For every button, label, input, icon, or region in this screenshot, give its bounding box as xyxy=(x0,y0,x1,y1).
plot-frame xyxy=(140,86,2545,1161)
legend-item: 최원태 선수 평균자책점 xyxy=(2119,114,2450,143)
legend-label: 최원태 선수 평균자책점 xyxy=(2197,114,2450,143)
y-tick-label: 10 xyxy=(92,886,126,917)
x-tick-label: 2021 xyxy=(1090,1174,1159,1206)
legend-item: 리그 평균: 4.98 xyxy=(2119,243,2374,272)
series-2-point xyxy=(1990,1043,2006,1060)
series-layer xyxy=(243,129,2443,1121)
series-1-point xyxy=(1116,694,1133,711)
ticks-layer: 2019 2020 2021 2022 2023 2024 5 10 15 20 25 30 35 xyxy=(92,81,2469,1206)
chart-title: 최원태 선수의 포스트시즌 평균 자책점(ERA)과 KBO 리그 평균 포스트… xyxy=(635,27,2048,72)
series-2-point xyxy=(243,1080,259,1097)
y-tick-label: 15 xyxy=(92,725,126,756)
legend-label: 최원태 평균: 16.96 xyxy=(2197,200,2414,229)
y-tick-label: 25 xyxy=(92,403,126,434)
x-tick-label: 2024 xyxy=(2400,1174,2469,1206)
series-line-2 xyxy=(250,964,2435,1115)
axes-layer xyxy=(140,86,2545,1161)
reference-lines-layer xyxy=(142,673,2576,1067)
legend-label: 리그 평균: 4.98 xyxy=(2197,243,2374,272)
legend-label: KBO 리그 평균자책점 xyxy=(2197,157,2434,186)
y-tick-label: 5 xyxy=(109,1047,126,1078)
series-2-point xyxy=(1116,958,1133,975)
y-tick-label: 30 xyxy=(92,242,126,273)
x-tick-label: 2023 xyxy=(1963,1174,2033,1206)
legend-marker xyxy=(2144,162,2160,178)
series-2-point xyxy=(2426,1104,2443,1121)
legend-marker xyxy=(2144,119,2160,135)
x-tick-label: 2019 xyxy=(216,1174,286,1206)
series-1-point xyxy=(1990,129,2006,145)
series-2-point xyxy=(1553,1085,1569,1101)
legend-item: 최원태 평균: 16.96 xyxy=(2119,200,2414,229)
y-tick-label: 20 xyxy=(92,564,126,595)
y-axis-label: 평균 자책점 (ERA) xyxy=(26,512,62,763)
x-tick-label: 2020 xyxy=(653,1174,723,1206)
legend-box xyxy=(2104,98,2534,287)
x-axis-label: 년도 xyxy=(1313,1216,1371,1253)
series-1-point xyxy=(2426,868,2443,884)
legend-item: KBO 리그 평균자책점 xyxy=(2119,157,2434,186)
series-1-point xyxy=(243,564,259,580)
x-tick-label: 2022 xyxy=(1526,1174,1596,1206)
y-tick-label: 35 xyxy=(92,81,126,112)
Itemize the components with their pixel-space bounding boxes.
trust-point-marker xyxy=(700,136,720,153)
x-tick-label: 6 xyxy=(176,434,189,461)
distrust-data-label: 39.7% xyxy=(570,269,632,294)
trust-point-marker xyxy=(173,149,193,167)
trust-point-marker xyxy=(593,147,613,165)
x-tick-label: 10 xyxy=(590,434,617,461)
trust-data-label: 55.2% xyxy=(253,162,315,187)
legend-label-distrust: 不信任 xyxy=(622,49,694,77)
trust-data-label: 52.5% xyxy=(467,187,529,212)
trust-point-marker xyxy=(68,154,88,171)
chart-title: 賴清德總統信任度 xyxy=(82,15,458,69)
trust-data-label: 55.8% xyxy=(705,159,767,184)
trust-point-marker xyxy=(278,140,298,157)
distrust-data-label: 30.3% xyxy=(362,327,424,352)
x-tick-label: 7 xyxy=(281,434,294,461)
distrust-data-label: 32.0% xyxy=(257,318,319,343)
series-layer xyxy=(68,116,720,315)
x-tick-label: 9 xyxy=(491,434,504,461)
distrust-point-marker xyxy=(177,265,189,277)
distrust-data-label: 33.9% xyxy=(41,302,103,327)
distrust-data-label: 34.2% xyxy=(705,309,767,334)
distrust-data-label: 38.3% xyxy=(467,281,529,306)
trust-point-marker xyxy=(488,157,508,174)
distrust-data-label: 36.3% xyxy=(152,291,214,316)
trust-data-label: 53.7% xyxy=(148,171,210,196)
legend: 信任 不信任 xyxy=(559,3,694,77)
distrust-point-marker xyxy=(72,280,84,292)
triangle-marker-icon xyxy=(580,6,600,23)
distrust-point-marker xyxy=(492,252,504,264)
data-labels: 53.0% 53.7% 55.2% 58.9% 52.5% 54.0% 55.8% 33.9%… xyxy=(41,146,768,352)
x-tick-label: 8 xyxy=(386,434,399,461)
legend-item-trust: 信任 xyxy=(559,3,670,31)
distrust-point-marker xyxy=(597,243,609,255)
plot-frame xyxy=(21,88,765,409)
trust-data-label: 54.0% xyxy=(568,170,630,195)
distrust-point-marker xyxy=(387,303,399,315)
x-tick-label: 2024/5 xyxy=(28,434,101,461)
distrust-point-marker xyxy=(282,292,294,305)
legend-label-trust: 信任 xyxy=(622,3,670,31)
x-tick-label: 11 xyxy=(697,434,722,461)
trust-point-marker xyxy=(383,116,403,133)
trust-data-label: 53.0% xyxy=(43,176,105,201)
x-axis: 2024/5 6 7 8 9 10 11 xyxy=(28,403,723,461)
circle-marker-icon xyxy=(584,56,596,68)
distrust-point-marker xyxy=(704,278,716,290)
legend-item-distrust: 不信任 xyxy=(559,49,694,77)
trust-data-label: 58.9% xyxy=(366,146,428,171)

________________

Exercise task:
Rewrite all of the data above, replacing "distrust-point-marker" with "distrust-marker" wherever it occurs and leaving everything else as it is.

Exercise result:
For every button, label, input, icon, or region in this screenshot, give its bounding box as xyxy=(x0,y0,x1,y1).
plot-frame xyxy=(140,86,2545,1161)
legend-item: 최원태 선수 평균자책점 xyxy=(2119,114,2450,143)
legend-label: 최원태 선수 평균자책점 xyxy=(2197,114,2450,143)
y-tick-label: 10 xyxy=(92,886,126,917)
x-tick-label: 2021 xyxy=(1090,1174,1159,1206)
legend-item: 리그 평균: 4.98 xyxy=(2119,243,2374,272)
series-2-point xyxy=(1990,1043,2006,1060)
series-layer xyxy=(243,129,2443,1121)
series-1-point xyxy=(1116,694,1133,711)
ticks-layer: 2019 2020 2021 2022 2023 2024 5 10 15 20 25 30 35 xyxy=(92,81,2469,1206)
chart-title: 최원태 선수의 포스트시즌 평균 자책점(ERA)과 KBO 리그 평균 포스트… xyxy=(635,27,2048,72)
series-2-point xyxy=(243,1080,259,1097)
y-tick-label: 15 xyxy=(92,725,126,756)
legend-label: 최원태 평균: 16.96 xyxy=(2197,200,2414,229)
y-tick-label: 25 xyxy=(92,403,126,434)
x-tick-label: 2024 xyxy=(2400,1174,2469,1206)
series-line-2 xyxy=(250,964,2435,1115)
axes-layer xyxy=(140,86,2545,1161)
reference-lines-layer xyxy=(142,673,2576,1067)
legend-label: 리그 평균: 4.98 xyxy=(2197,243,2374,272)
legend-label: KBO 리그 평균자책점 xyxy=(2197,157,2434,186)
y-tick-label: 5 xyxy=(109,1047,126,1078)
series-2-point xyxy=(1116,958,1133,975)
y-tick-label: 30 xyxy=(92,242,126,273)
x-tick-label: 2023 xyxy=(1963,1174,2033,1206)
legend-marker xyxy=(2144,162,2160,178)
series-2-point xyxy=(2426,1104,2443,1121)
legend-marker xyxy=(2144,119,2160,135)
x-tick-label: 2019 xyxy=(216,1174,286,1206)
series-1-point xyxy=(1990,129,2006,145)
series-2-point xyxy=(1553,1085,1569,1101)
legend-item: 최원태 평균: 16.96 xyxy=(2119,200,2414,229)
y-tick-label: 20 xyxy=(92,564,126,595)
y-axis-label: 평균 자책점 (ERA) xyxy=(26,512,62,763)
x-tick-label: 2020 xyxy=(653,1174,723,1206)
legend-box xyxy=(2104,98,2534,287)
x-axis-label: 년도 xyxy=(1313,1216,1371,1253)
series-1-point xyxy=(2426,868,2443,884)
legend-item: KBO 리그 평균자책점 xyxy=(2119,157,2434,186)
series-1-point xyxy=(243,564,259,580)
x-tick-label: 2022 xyxy=(1526,1174,1596,1206)
y-tick-label: 35 xyxy=(92,81,126,112)
Itemize the components with their pixel-space bounding boxes.
trust-point-marker xyxy=(700,136,720,153)
x-tick-label: 6 xyxy=(176,434,189,461)
distrust-data-label: 39.7% xyxy=(570,269,632,294)
trust-point-marker xyxy=(173,149,193,167)
trust-point-marker xyxy=(593,147,613,165)
x-tick-label: 10 xyxy=(590,434,617,461)
trust-data-label: 55.2% xyxy=(253,162,315,187)
legend-label-distrust: 不信任 xyxy=(622,49,694,77)
trust-data-label: 52.5% xyxy=(467,187,529,212)
trust-point-marker xyxy=(68,154,88,171)
chart-title: 賴清德總統信任度 xyxy=(82,15,458,69)
trust-data-label: 55.8% xyxy=(705,159,767,184)
trust-point-marker xyxy=(278,140,298,157)
distrust-data-label: 30.3% xyxy=(362,327,424,352)
x-tick-label: 7 xyxy=(281,434,294,461)
distrust-data-label: 32.0% xyxy=(257,318,319,343)
series-layer xyxy=(68,116,720,315)
x-tick-label: 9 xyxy=(491,434,504,461)
distrust-marker xyxy=(177,265,189,277)
distrust-data-label: 33.9% xyxy=(41,302,103,327)
distrust-data-label: 34.2% xyxy=(705,309,767,334)
distrust-data-label: 38.3% xyxy=(467,281,529,306)
trust-point-marker xyxy=(488,157,508,174)
distrust-data-label: 36.3% xyxy=(152,291,214,316)
trust-data-label: 53.7% xyxy=(148,171,210,196)
legend: 信任 不信任 xyxy=(559,3,694,77)
distrust-marker xyxy=(72,280,84,292)
triangle-marker-icon xyxy=(580,6,600,23)
distrust-marker xyxy=(492,252,504,264)
data-labels: 53.0% 53.7% 55.2% 58.9% 52.5% 54.0% 55.8% 33.9%… xyxy=(41,146,768,352)
x-tick-label: 8 xyxy=(386,434,399,461)
legend-item-trust: 信任 xyxy=(559,3,670,31)
distrust-marker xyxy=(597,243,609,255)
plot-frame xyxy=(21,88,765,409)
trust-data-label: 54.0% xyxy=(568,170,630,195)
distrust-marker xyxy=(387,303,399,315)
x-tick-label: 2024/5 xyxy=(28,434,101,461)
distrust-marker xyxy=(282,292,294,305)
legend-label-trust: 信任 xyxy=(622,3,670,31)
x-tick-label: 11 xyxy=(697,434,722,461)
trust-point-marker xyxy=(383,116,403,133)
trust-data-label: 53.0% xyxy=(43,176,105,201)
x-axis: 2024/5 6 7 8 9 10 11 xyxy=(28,403,723,461)
circle-marker-icon xyxy=(584,56,596,68)
distrust-marker xyxy=(704,278,716,290)
legend-item-distrust: 不信任 xyxy=(559,49,694,77)
trust-data-label: 58.9% xyxy=(366,146,428,171)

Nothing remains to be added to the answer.